Written problem: Provide the records once more, identical to the original.

Provided entries:

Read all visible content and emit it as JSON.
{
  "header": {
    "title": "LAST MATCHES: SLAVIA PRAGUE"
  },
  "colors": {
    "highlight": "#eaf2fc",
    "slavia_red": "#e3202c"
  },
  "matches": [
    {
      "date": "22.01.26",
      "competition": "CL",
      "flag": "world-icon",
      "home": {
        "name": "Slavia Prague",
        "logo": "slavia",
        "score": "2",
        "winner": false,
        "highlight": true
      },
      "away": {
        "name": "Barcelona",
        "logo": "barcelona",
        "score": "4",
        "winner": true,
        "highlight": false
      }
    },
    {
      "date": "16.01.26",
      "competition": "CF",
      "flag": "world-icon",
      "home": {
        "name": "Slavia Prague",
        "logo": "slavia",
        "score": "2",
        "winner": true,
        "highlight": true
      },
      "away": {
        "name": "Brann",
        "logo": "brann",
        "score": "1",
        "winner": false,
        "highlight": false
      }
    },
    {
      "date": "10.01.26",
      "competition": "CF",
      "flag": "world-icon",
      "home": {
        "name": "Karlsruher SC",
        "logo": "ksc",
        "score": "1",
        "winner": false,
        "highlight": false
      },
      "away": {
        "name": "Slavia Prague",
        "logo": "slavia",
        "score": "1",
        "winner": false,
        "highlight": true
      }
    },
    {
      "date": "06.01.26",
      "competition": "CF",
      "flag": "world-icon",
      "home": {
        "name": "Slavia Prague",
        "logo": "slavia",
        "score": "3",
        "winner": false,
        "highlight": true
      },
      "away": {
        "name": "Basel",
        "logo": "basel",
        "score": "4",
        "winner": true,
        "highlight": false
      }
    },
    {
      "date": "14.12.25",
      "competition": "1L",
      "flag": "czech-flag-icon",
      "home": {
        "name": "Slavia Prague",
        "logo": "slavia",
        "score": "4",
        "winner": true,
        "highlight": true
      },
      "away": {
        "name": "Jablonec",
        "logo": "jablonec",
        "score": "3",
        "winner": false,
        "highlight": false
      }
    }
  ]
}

Complete output:
Read all visible content and emit it as JSON.
{
  "header": {
    "title": "LAST MATCHES: SLAVIA PRAGUE"
  },
  "colors": {
    "highlight": "#eaf2fc",
    "slavia_red": "#e3202c"
  },
  "matches": [
    {
      "date": "22.01.26",
      "competition": "CL",
      "flag": "world-icon",
      "home": {
        "name": "Slavia Prague",
        "logo": "slavia",
        "score": "2",
        "winner": false,
        "highlight": true
      },
      "away": {
        "name": "Barcelona",
        "logo": "barcelona",
        "score": "4",
        "winner": true,
        "highlight": false
      }
    },
    {
      "date": "16.01.26",
      "competition": "CF",
      "flag": "world-icon",
      "home": {
        "name": "Slavia Prague",
        "logo": "slavia",
        "score": "2",
        "winner": true,
        "highlight": true
      },
      "away": {
        "name": "Brann",
        "logo": "brann",
        "score": "1",
        "winner": false,
        "highlight": false
      }
    },
    {
      "date": "10.01.26",
      "competition": "CF",
      "flag": "world-icon",
      "home": {
        "name": "Karlsruher SC",
        "logo": "ksc",
        "score": "1",
        "winner": false,
        "highlight": false
      },
      "away": {
        "name": "Slavia Prague",
        "logo": "slavia",
        "score": "1",
        "winner": false,
        "highlight": true
      }
    },
    {
      "date": "06.01.26",
      "competition": "CF",
      "flag": "world-icon",
      "home": {
        "name": "Slavia Prague",
        "logo": "slavia",
        "score": "3",
        "winner": false,
        "highlight": true
      },
      "away": {
        "name": "Basel",
        "logo": "basel",
        "score": "4",
        "winner": true,
        "highlight": false
      }
    },
    {
      "date": "14.12.25",
      "competition": "1L",
      "flag": "czech-flag-icon",
      "home": {
        "name": "Slavia Prague",
        "logo": "slavia",
        "score": "4",
        "winner": true,
        "highlight": true
      },
      "away": {
        "name": "Jablonec",
        "logo": "jablonec",
        "score": "3",
        "winner": false,
        "highlight": false
      }
    }
  ]
}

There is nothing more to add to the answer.